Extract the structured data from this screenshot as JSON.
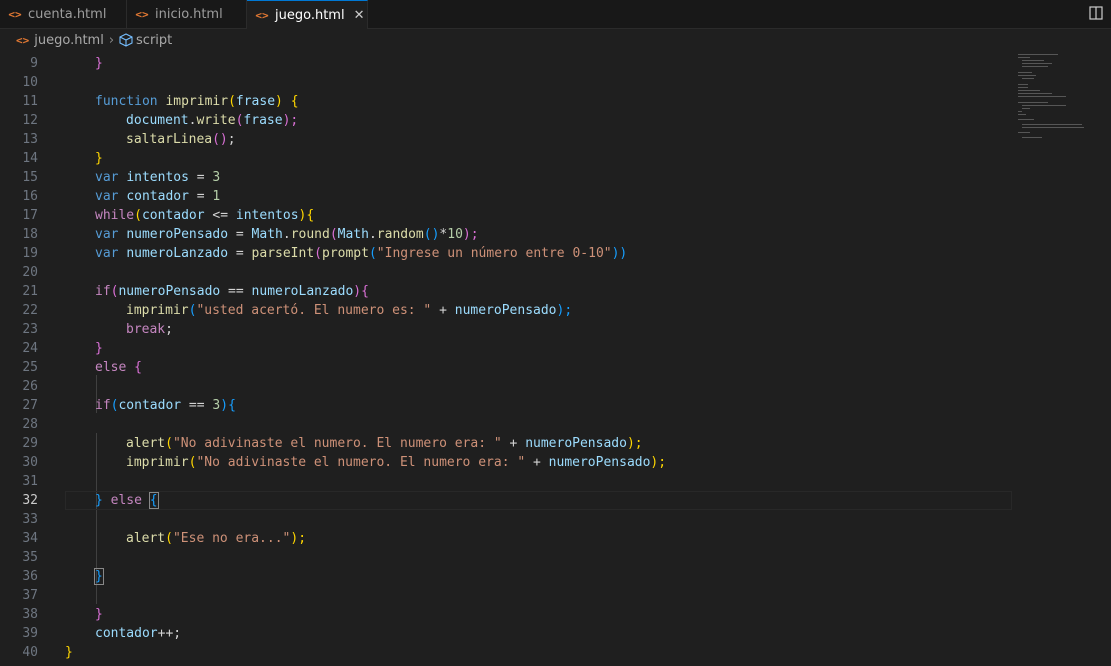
{
  "tabs": [
    {
      "label": "cuenta.html",
      "icon": "<>",
      "active": false
    },
    {
      "label": "inicio.html",
      "icon": "<>",
      "active": false
    },
    {
      "label": "juego.html",
      "icon": "<>",
      "active": true,
      "close": "✕"
    }
  ],
  "breadcrumb": {
    "icon": "<>",
    "file": "juego.html",
    "sep": "›",
    "symbol": "script"
  },
  "line_numbers": [
    "9",
    "10",
    "11",
    "12",
    "13",
    "14",
    "15",
    "16",
    "17",
    "18",
    "19",
    "20",
    "21",
    "22",
    "23",
    "24",
    "25",
    "26",
    "27",
    "28",
    "29",
    "30",
    "31",
    "32",
    "33",
    "34",
    "35",
    "36",
    "37",
    "38",
    "39",
    "40"
  ],
  "current_line": "32",
  "colors": {
    "accent": "#0078d4",
    "tab_icon": "#e37933",
    "background": "#1f1f1f"
  },
  "code": {
    "l9": [
      "}"
    ],
    "l11": [
      "function",
      " ",
      "imprimir",
      "(",
      "frase",
      ")",
      " ",
      "{"
    ],
    "l12": [
      "document",
      ".",
      "write",
      "(",
      "frase",
      ");"
    ],
    "l13": [
      "saltarLinea",
      "()",
      ";"
    ],
    "l14": [
      "}"
    ],
    "l15": [
      "var",
      " ",
      "intentos",
      " = ",
      "3"
    ],
    "l16": [
      "var",
      " ",
      "contador",
      " = ",
      "1"
    ],
    "l17": [
      "while",
      "(",
      "contador",
      " <= ",
      "intentos",
      ")",
      "{"
    ],
    "l18": [
      "var",
      " ",
      "numeroPensado",
      " = ",
      "Math",
      ".",
      "round",
      "(",
      "Math",
      ".",
      "random",
      "()",
      "*",
      "10",
      ");"
    ],
    "l19": [
      "var",
      " ",
      "numeroLanzado",
      " = ",
      "parseInt",
      "(",
      "prompt",
      "(",
      "\"Ingrese un número entre 0-10\"",
      "))"
    ],
    "l21": [
      "if",
      "(",
      "numeroPensado",
      " == ",
      "numeroLanzado",
      ")",
      "{"
    ],
    "l22": [
      "imprimir",
      "(",
      "\"usted acertó. El numero es: \"",
      " + ",
      "numeroPensado",
      ");"
    ],
    "l23": [
      "break",
      ";"
    ],
    "l24": [
      "}"
    ],
    "l25": [
      "else",
      " ",
      "{"
    ],
    "l27": [
      "if",
      "(",
      "contador",
      " == ",
      "3",
      ")",
      "{"
    ],
    "l29": [
      "alert",
      "(",
      "\"No adivinaste el numero. El numero era: \"",
      " + ",
      "numeroPensado",
      ");"
    ],
    "l30": [
      "imprimir",
      "(",
      "\"No adivinaste el numero. El numero era: \"",
      " + ",
      "numeroPensado",
      ");"
    ],
    "l32": [
      "}",
      " ",
      "else",
      " ",
      "{"
    ],
    "l34": [
      "alert",
      "(",
      "\"Ese no era...\"",
      ");"
    ],
    "l36": [
      "}"
    ],
    "l38": [
      "}"
    ],
    "l39": [
      "contador",
      "++;"
    ],
    "l40": [
      "}"
    ]
  }
}
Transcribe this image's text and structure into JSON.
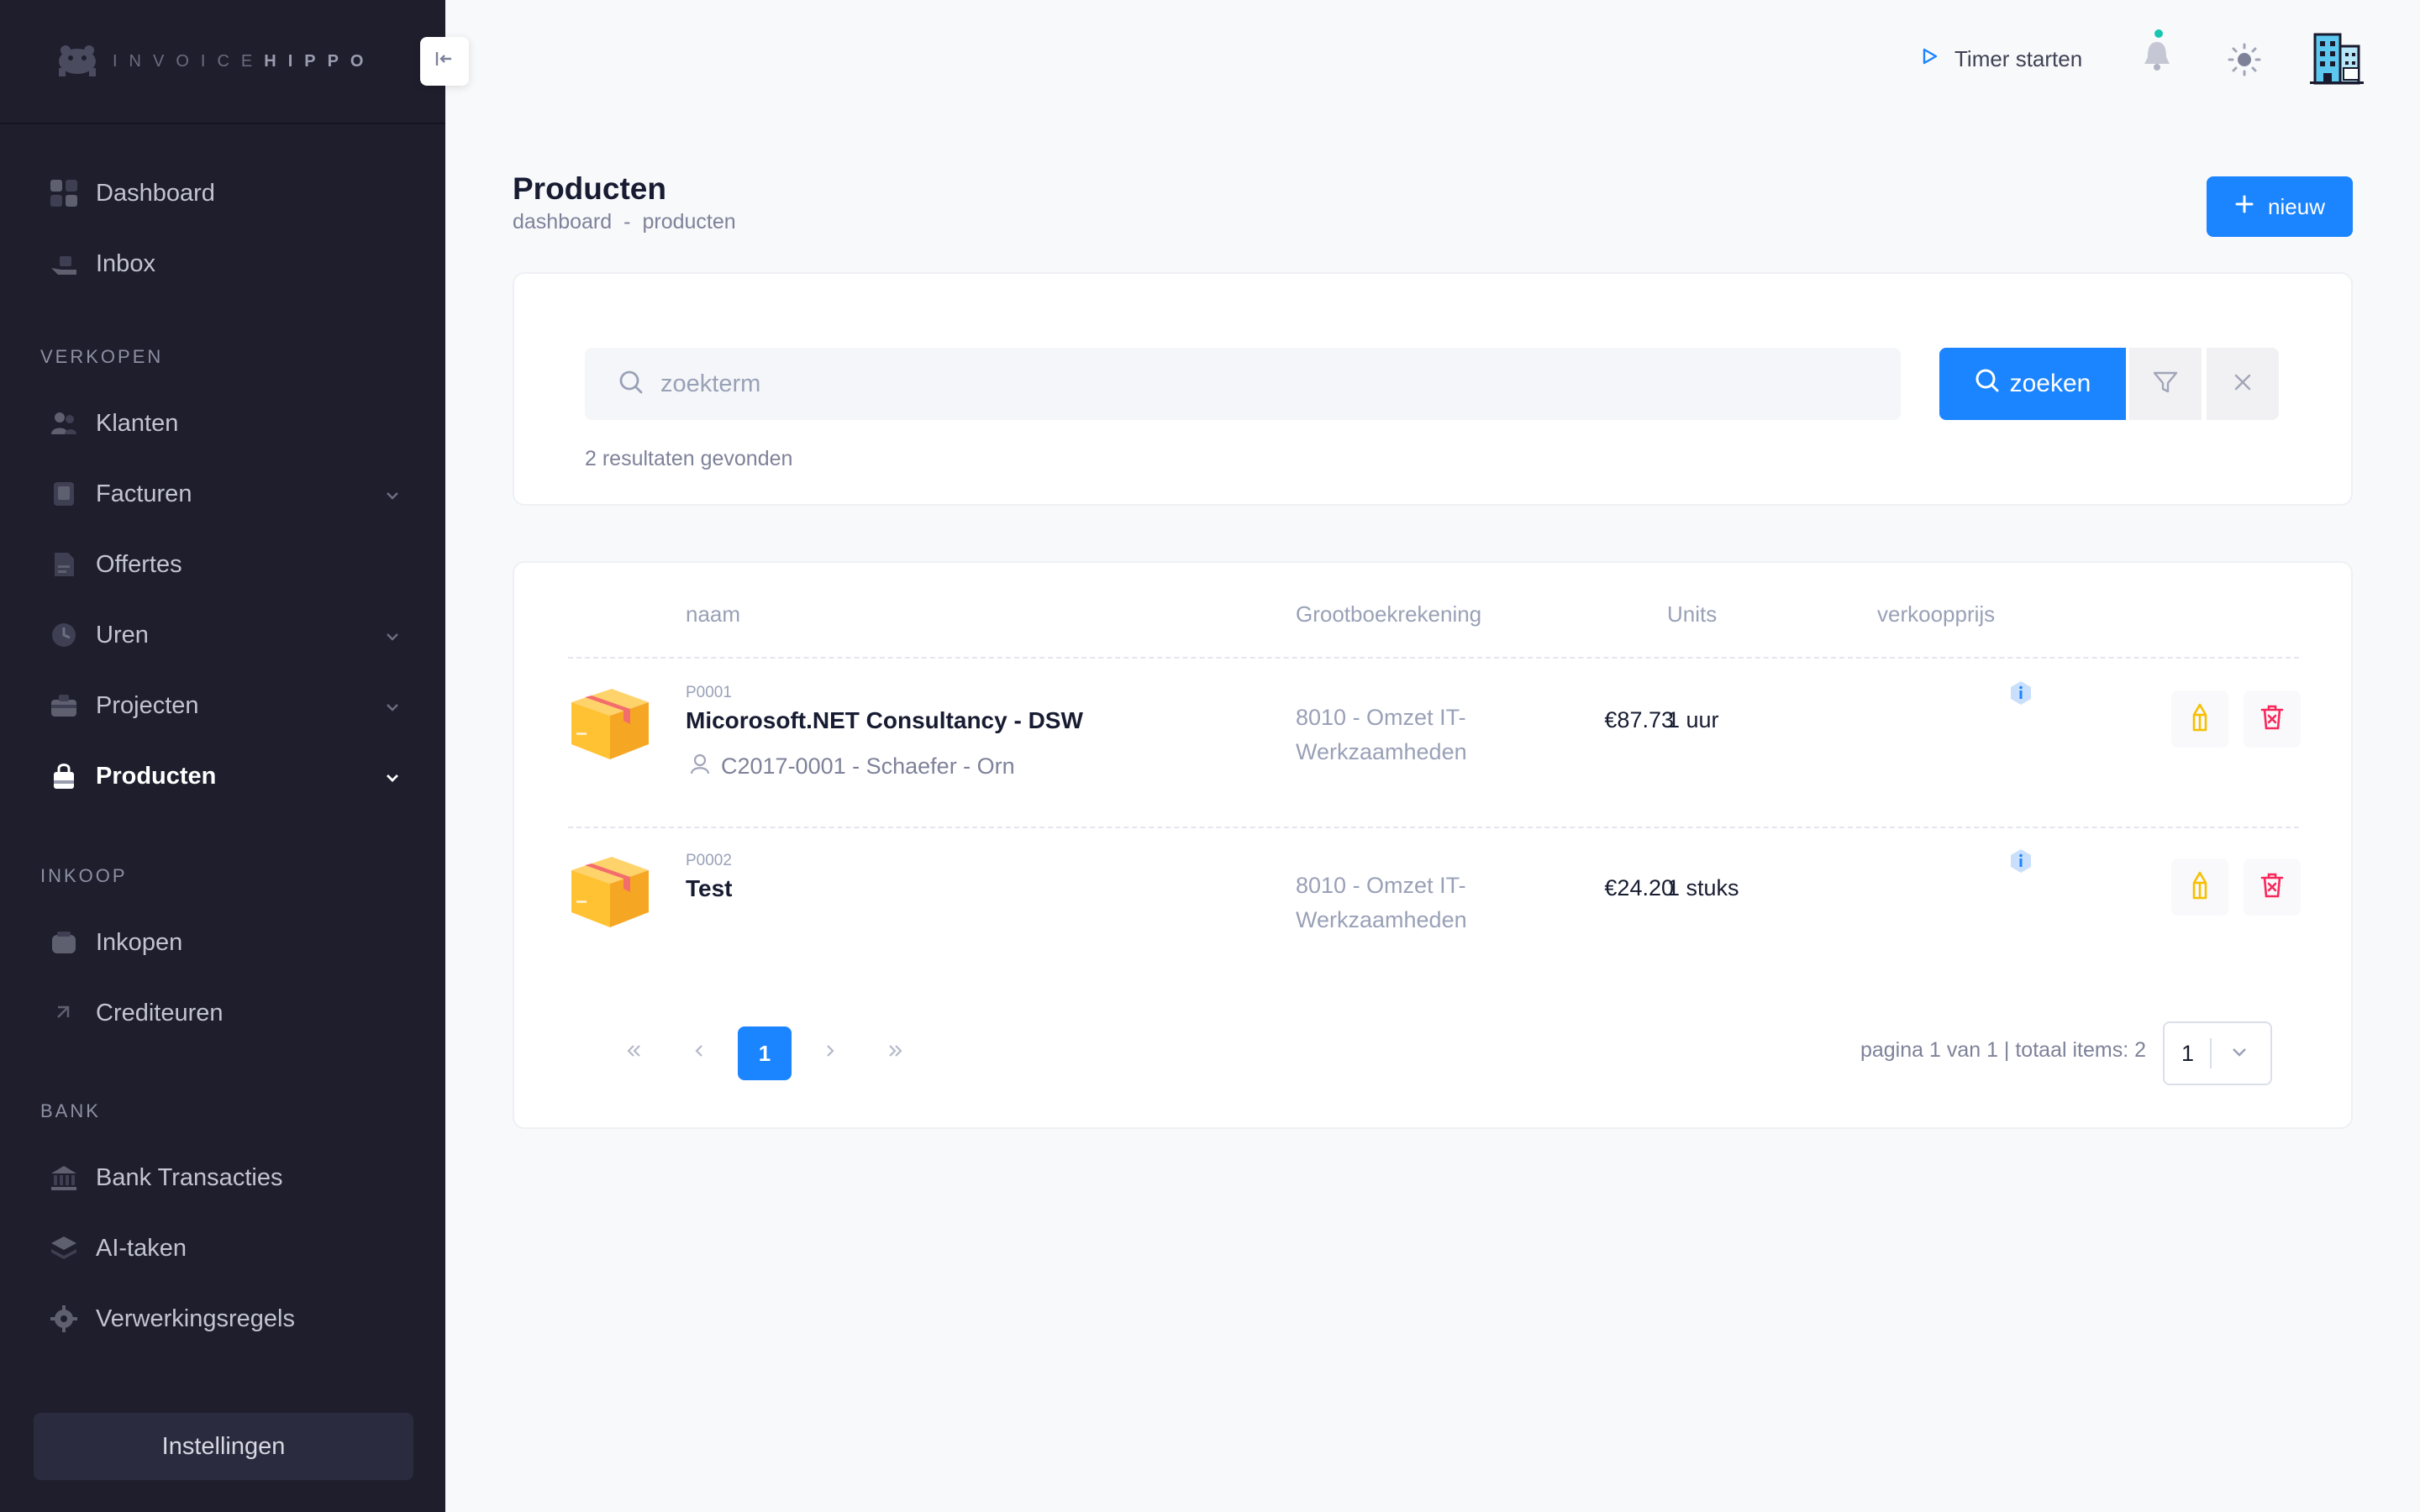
{
  "app": {
    "logo_light": "INVOICE",
    "logo_bold": "HIPPO"
  },
  "sidebar": {
    "items_top": [
      {
        "label": "Dashboard",
        "icon": "dashboard-icon"
      },
      {
        "label": "Inbox",
        "icon": "inbox-icon"
      }
    ],
    "sections": [
      {
        "label": "VERKOPEN",
        "items": [
          {
            "label": "Klanten",
            "icon": "customers-icon"
          },
          {
            "label": "Facturen",
            "icon": "invoice-icon",
            "expandable": true
          },
          {
            "label": "Offertes",
            "icon": "quote-icon"
          },
          {
            "label": "Uren",
            "icon": "clock-icon",
            "expandable": true
          },
          {
            "label": "Projecten",
            "icon": "projects-icon",
            "expandable": true
          },
          {
            "label": "Producten",
            "icon": "products-icon",
            "expandable": true,
            "active": true
          }
        ]
      },
      {
        "label": "INKOOP",
        "items": [
          {
            "label": "Inkopen",
            "icon": "purchases-icon"
          },
          {
            "label": "Crediteuren",
            "icon": "creditors-icon"
          }
        ]
      },
      {
        "label": "BANK",
        "items": [
          {
            "label": "Bank Transacties",
            "icon": "bank-icon"
          },
          {
            "label": "AI-taken",
            "icon": "layers-icon"
          },
          {
            "label": "Verwerkingsregels",
            "icon": "gear-icon"
          }
        ]
      }
    ],
    "settings_label": "Instellingen"
  },
  "topbar": {
    "timer_label": "Timer starten"
  },
  "page": {
    "title": "Producten",
    "breadcrumb": [
      "dashboard",
      "-",
      "producten"
    ],
    "new_button": "nieuw"
  },
  "search": {
    "placeholder": "zoekterm",
    "value": "",
    "button_label": "zoeken",
    "results_text": "2 resultaten gevonden"
  },
  "table": {
    "columns": [
      "naam",
      "Grootboekrekening",
      "Units",
      "verkoopprijs"
    ],
    "rows": [
      {
        "code": "P0001",
        "name": "Micorosoft.NET Consultancy - DSW",
        "client": "C2017-0001 - Schaefer - Orn",
        "ledger": "8010 - Omzet IT-Werkzaamheden",
        "units": "1 uur",
        "price": "€87.73"
      },
      {
        "code": "P0002",
        "name": "Test",
        "client": "",
        "ledger": "8010 - Omzet IT-Werkzaamheden",
        "units": "1 stuks",
        "price": "€24.20"
      }
    ]
  },
  "pagination": {
    "current": "1",
    "info": "pagina 1 van 1 | totaal items: 2",
    "page_size": "1"
  },
  "colors": {
    "primary": "#1b84ff",
    "sidebar_bg": "#1e1e2d",
    "danger": "#f8285a",
    "warning": "#f6c000"
  }
}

───

PROBLEM:
Using the records above, select and copy every line that has the word "html".

WRITTEN RESPONSE:
      "label": "cuenta.html",
      "label": "inicio.html",
      "label": "juego.html",
    "file": "juego.html",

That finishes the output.